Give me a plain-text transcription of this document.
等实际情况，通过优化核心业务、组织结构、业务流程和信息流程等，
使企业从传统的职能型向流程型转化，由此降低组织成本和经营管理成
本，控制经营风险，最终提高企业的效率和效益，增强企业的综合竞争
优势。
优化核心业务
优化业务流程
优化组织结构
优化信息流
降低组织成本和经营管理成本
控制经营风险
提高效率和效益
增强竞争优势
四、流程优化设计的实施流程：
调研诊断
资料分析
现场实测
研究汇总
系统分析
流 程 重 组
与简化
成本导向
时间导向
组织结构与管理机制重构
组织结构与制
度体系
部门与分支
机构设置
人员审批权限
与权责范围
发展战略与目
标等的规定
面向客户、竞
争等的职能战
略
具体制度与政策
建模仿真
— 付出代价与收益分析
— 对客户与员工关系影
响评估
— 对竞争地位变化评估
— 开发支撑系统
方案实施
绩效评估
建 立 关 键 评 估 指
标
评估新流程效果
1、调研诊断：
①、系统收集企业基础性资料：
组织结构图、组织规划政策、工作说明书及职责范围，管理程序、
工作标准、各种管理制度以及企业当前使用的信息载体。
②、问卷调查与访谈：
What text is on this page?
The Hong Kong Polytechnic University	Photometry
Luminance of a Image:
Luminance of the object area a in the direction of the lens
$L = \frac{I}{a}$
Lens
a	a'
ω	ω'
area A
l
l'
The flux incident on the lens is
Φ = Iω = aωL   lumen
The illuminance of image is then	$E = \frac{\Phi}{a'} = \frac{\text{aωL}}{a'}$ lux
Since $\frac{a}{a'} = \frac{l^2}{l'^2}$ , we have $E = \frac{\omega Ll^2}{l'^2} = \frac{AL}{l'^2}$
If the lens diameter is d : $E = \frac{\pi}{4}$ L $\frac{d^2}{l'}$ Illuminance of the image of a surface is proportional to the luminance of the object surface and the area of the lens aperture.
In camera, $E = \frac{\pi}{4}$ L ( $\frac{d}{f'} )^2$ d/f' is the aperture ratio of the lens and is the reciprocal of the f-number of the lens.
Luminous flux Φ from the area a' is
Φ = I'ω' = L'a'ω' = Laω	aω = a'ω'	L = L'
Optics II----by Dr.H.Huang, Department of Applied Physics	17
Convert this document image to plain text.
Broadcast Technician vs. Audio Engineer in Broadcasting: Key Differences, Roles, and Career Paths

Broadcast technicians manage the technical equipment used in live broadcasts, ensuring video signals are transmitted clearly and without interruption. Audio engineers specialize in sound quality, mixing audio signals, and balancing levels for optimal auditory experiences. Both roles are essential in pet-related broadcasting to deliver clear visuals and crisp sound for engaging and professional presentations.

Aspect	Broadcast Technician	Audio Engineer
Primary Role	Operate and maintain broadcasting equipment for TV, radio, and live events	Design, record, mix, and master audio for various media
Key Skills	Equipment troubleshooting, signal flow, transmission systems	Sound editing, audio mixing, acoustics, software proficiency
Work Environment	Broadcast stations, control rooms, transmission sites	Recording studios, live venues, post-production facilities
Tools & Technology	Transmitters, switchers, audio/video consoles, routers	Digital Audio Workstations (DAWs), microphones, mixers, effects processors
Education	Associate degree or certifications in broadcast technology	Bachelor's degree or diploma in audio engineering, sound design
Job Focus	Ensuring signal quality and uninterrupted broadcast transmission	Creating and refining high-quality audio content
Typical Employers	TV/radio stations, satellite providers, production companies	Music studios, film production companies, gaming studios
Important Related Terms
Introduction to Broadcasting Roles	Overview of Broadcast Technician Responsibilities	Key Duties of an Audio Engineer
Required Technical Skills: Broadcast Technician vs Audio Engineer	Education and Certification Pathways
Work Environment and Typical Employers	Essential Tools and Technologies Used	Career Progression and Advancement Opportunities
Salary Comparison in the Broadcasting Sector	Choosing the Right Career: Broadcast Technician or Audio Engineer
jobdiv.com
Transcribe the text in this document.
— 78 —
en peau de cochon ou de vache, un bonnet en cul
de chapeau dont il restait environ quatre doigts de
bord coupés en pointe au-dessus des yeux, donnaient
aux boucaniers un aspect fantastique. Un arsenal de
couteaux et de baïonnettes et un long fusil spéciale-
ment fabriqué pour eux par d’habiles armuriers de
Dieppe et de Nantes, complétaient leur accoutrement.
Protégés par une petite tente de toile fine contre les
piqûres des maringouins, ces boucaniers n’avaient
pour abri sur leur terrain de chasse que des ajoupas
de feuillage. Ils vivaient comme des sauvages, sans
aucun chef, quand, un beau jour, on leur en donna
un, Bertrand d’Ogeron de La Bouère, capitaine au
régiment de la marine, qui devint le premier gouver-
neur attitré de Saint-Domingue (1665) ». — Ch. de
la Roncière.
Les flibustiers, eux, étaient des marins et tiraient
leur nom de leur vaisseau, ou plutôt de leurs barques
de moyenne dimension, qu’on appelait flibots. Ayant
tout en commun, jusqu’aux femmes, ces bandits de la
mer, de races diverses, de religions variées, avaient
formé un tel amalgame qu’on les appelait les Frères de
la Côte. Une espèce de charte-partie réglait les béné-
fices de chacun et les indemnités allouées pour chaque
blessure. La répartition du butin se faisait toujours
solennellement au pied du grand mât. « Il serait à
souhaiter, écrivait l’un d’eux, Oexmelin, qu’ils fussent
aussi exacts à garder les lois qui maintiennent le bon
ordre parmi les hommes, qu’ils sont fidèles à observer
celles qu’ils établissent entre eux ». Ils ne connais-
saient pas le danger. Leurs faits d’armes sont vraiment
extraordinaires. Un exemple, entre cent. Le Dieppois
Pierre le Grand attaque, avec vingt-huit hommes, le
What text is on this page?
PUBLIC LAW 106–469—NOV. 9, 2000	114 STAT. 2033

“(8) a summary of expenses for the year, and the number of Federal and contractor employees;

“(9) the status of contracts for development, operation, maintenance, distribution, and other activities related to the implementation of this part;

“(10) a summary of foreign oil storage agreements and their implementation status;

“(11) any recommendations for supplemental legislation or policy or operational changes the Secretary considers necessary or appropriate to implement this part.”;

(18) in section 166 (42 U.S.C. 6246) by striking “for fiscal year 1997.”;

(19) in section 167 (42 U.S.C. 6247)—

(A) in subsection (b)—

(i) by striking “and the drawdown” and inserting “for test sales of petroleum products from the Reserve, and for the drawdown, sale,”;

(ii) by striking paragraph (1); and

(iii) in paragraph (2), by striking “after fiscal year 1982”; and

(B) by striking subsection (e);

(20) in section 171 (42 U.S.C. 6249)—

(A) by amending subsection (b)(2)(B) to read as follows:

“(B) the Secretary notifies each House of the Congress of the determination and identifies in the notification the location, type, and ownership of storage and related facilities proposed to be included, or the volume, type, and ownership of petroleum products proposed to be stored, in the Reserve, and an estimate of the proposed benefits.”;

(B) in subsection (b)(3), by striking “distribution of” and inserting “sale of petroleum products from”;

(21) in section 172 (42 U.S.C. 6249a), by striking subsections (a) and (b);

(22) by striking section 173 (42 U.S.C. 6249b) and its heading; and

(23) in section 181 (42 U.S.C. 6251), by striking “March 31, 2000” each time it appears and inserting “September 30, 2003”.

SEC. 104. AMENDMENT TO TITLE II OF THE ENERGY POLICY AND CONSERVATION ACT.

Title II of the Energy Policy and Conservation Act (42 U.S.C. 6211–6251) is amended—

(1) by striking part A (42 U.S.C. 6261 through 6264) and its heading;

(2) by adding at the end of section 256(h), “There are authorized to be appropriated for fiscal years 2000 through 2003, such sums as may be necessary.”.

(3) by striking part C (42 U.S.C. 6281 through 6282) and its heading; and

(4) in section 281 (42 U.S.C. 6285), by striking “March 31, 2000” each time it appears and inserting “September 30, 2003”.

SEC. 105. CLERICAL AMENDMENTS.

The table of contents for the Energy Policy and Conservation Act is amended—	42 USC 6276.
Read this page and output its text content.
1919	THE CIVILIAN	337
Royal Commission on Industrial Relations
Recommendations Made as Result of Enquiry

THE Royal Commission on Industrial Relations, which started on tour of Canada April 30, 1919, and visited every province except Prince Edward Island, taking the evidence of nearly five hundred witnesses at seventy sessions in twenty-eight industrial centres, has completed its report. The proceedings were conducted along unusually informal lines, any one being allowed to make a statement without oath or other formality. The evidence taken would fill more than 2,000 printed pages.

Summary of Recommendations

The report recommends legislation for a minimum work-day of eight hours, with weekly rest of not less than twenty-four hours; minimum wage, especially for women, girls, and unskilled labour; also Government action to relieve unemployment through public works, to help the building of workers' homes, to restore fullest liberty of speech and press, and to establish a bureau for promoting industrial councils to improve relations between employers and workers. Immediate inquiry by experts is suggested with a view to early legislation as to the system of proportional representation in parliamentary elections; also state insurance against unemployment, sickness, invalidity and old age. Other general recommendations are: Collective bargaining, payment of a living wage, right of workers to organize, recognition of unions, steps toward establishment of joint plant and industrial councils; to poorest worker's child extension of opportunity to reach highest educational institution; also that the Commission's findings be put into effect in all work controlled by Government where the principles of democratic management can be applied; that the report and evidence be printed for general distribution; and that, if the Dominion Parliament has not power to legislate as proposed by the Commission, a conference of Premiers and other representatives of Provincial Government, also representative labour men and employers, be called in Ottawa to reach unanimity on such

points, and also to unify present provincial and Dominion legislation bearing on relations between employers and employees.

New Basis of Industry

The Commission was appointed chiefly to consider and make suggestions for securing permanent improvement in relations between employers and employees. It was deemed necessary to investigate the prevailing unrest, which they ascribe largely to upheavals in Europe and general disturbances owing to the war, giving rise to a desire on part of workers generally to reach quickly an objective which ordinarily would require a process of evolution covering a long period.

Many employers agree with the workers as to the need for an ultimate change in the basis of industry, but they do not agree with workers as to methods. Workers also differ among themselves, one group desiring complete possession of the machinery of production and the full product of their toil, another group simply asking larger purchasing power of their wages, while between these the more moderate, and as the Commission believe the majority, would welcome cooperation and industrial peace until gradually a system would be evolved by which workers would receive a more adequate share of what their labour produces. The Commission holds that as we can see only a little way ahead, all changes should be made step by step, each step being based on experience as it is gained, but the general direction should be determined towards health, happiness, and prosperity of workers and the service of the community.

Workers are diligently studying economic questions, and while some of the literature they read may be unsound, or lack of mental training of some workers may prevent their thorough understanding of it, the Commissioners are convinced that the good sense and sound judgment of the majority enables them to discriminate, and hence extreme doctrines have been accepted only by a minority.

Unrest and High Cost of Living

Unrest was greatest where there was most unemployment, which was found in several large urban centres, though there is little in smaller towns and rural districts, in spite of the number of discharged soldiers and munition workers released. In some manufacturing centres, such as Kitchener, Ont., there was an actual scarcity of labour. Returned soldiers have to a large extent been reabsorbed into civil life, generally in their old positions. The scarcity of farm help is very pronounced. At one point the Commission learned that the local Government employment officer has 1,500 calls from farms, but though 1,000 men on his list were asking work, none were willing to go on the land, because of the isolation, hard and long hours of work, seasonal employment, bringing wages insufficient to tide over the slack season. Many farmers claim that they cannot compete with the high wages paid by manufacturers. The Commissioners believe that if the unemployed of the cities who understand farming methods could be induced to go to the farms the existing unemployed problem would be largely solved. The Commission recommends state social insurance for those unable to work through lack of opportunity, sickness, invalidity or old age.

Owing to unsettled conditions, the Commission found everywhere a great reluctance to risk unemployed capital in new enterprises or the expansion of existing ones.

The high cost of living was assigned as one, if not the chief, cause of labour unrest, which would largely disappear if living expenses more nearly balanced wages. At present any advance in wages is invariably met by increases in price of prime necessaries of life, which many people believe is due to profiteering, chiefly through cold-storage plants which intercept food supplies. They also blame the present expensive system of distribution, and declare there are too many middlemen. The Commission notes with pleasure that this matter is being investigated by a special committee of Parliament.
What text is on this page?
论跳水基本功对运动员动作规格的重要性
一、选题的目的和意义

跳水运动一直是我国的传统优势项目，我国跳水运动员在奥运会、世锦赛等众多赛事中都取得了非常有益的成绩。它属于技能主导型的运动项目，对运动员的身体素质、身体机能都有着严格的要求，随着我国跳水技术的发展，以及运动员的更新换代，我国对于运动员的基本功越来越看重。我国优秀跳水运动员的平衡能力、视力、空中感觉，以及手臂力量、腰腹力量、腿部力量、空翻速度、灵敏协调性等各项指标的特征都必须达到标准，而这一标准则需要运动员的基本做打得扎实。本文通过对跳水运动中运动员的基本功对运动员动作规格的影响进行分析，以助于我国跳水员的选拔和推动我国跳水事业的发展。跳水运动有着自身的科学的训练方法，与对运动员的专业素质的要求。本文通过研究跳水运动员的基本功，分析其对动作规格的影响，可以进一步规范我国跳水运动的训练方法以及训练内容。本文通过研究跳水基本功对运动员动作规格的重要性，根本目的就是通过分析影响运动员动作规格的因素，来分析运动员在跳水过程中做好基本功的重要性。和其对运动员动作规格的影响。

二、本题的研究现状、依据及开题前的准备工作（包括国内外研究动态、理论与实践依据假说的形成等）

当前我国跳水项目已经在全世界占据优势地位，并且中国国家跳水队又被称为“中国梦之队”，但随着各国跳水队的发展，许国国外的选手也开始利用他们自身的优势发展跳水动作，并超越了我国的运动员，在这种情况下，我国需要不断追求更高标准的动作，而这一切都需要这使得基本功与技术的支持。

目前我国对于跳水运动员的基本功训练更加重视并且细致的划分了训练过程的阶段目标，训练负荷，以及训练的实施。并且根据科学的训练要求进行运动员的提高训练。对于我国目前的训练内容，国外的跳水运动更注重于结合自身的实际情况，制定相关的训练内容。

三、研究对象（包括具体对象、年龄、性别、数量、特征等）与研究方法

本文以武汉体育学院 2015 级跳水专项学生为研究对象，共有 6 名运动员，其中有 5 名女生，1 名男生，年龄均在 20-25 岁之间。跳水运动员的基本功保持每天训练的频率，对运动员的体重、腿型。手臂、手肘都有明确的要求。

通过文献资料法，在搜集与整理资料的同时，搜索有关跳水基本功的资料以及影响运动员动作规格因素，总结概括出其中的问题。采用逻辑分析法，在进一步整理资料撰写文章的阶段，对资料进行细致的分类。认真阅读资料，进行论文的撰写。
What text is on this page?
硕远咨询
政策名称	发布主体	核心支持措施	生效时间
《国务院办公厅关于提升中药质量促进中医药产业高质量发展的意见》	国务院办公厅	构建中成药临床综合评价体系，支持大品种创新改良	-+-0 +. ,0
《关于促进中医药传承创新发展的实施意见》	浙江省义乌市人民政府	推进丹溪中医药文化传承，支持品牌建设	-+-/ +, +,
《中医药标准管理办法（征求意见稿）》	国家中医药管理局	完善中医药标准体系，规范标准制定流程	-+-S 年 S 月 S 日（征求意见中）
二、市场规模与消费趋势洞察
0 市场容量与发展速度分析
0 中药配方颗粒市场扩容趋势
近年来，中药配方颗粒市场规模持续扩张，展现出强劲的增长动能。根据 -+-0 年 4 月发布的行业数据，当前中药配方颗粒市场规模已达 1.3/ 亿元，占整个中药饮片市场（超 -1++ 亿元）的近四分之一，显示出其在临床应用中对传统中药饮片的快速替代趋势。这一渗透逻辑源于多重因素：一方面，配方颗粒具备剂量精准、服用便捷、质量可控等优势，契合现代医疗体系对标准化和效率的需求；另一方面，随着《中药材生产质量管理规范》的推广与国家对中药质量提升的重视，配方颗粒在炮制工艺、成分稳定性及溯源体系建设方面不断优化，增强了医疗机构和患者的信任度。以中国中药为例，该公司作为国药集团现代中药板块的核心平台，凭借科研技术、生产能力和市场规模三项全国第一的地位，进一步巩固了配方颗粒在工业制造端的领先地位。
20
--------------------------------------------------
> [Stated task]:
Check each line in the listing above for the string "heading", then report how many lines contain it, with no other text.

> [Result of this task]:
3